**Data supplied:**
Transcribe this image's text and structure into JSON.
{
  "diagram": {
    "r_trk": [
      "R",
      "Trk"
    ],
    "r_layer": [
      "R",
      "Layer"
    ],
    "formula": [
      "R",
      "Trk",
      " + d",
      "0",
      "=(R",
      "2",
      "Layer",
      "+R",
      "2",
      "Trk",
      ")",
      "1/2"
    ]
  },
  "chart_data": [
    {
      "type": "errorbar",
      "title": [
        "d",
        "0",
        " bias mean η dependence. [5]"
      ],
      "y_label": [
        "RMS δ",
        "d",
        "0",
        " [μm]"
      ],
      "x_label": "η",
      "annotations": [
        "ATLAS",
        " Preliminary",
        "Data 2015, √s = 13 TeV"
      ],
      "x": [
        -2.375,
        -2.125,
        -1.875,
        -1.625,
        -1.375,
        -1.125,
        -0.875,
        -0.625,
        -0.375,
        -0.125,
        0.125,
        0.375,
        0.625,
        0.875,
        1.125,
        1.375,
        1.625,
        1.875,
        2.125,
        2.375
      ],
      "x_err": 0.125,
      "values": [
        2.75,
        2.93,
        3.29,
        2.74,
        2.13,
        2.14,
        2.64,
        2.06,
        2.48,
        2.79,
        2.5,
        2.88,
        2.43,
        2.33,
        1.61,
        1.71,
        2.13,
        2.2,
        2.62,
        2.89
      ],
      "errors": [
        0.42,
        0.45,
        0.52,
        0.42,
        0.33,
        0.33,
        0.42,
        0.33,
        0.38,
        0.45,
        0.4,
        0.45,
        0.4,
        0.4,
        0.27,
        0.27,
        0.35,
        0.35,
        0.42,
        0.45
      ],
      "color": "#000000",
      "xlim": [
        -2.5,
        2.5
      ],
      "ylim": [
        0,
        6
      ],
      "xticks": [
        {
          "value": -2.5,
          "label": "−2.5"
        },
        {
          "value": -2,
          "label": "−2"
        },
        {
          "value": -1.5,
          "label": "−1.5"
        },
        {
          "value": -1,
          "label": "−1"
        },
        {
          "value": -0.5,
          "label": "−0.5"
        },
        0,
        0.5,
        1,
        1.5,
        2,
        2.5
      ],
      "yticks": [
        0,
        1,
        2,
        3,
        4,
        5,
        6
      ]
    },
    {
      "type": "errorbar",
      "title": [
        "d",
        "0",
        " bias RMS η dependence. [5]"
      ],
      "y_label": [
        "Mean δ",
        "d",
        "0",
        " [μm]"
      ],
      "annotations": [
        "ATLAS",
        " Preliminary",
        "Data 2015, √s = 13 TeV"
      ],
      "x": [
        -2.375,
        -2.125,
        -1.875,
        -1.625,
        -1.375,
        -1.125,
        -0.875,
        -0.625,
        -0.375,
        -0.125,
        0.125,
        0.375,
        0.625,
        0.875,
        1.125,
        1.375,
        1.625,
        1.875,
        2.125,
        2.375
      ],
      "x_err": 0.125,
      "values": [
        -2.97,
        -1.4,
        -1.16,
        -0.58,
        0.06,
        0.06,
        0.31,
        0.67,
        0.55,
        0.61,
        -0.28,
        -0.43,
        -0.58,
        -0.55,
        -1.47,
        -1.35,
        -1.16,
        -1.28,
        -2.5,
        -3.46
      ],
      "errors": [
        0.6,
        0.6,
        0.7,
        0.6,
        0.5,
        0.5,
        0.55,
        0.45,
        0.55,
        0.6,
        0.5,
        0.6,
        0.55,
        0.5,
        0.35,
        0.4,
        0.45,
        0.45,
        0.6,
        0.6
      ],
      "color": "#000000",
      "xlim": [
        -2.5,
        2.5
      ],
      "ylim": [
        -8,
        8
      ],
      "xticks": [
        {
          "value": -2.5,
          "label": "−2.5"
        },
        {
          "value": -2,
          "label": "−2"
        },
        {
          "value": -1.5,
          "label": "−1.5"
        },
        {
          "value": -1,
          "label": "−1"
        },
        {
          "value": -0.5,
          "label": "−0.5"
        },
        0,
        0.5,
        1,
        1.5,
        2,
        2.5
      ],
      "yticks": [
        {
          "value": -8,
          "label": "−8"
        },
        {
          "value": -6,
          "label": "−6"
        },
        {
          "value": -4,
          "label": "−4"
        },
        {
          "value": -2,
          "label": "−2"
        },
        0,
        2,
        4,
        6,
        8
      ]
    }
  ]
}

**Your objective:** Your task is to retype all the records above with nothing left out.

**Worked answer:**
Transcribe this image's text and structure into JSON.
{
  "diagram": {
    "r_trk": [
      "R",
      "Trk"
    ],
    "r_layer": [
      "R",
      "Layer"
    ],
    "formula": [
      "R",
      "Trk",
      " + d",
      "0",
      "=(R",
      "2",
      "Layer",
      "+R",
      "2",
      "Trk",
      ")",
      "1/2"
    ]
  },
  "chart_data": [
    {
      "type": "errorbar",
      "title": [
        "d",
        "0",
        " bias mean η dependence. [5]"
      ],
      "y_label": [
        "RMS δ",
        "d",
        "0",
        " [μm]"
      ],
      "x_label": "η",
      "annotations": [
        "ATLAS",
        " Preliminary",
        "Data 2015, √s = 13 TeV"
      ],
      "x": [
        -2.375,
        -2.125,
        -1.875,
        -1.625,
        -1.375,
        -1.125,
        -0.875,
        -0.625,
        -0.375,
        -0.125,
        0.125,
        0.375,
        0.625,
        0.875,
        1.125,
        1.375,
        1.625,
        1.875,
        2.125,
        2.375
      ],
      "x_err": 0.125,
      "values": [
        2.75,
        2.93,
        3.29,
        2.74,
        2.13,
        2.14,
        2.64,
        2.06,
        2.48,
        2.79,
        2.5,
        2.88,
        2.43,
        2.33,
        1.61,
        1.71,
        2.13,
        2.2,
        2.62,
        2.89
      ],
      "errors": [
        0.42,
        0.45,
        0.52,
        0.42,
        0.33,
        0.33,
        0.42,
        0.33,
        0.38,
        0.45,
        0.4,
        0.45,
        0.4,
        0.4,
        0.27,
        0.27,
        0.35,
        0.35,
        0.42,
        0.45
      ],
      "color": "#000000",
      "xlim": [
        -2.5,
        2.5
      ],
      "ylim": [
        0,
        6
      ],
      "xticks": [
        {
          "value": -2.5,
          "label": "−2.5"
        },
        {
          "value": -2,
          "label": "−2"
        },
        {
          "value": -1.5,
          "label": "−1.5"
        },
        {
          "value": -1,
          "label": "−1"
        },
        {
          "value": -0.5,
          "label": "−0.5"
        },
        0,
        0.5,
        1,
        1.5,
        2,
        2.5
      ],
      "yticks": [
        0,
        1,
        2,
        3,
        4,
        5,
        6
      ]
    },
    {
      "type": "errorbar",
      "title": [
        "d",
        "0",
        " bias RMS η dependence. [5]"
      ],
      "y_label": [
        "Mean δ",
        "d",
        "0",
        " [μm]"
      ],
      "annotations": [
        "ATLAS",
        " Preliminary",
        "Data 2015, √s = 13 TeV"
      ],
      "x": [
        -2.375,
        -2.125,
        -1.875,
        -1.625,
        -1.375,
        -1.125,
        -0.875,
        -0.625,
        -0.375,
        -0.125,
        0.125,
        0.375,
        0.625,
        0.875,
        1.125,
        1.375,
        1.625,
        1.875,
        2.125,
        2.375
      ],
      "x_err": 0.125,
      "values": [
        -2.97,
        -1.4,
        -1.16,
        -0.58,
        0.06,
        0.06,
        0.31,
        0.67,
        0.55,
        0.61,
        -0.28,
        -0.43,
        -0.58,
        -0.55,
        -1.47,
        -1.35,
        -1.16,
        -1.28,
        -2.5,
        -3.46
      ],
      "errors": [
        0.6,
        0.6,
        0.7,
        0.6,
        0.5,
        0.5,
        0.55,
        0.45,
        0.55,
        0.6,
        0.5,
        0.6,
        0.55,
        0.5,
        0.35,
        0.4,
        0.45,
        0.45,
        0.6,
        0.6
      ],
      "color": "#000000",
      "xlim": [
        -2.5,
        2.5
      ],
      "ylim": [
        -8,
        8
      ],
      "xticks": [
        {
          "value": -2.5,
          "label": "−2.5"
        },
        {
          "value": -2,
          "label": "−2"
        },
        {
          "value": -1.5,
          "label": "−1.5"
        },
        {
          "value": -1,
          "label": "−1"
        },
        {
          "value": -0.5,
          "label": "−0.5"
        },
        0,
        0.5,
        1,
        1.5,
        2,
        2.5
      ],
      "yticks": [
        {
          "value": -8,
          "label": "−8"
        },
        {
          "value": -6,
          "label": "−6"
        },
        {
          "value": -4,
          "label": "−4"
        },
        {
          "value": -2,
          "label": "−2"
        },
        0,
        2,
        4,
        6,
        8
      ]
    }
  ]
}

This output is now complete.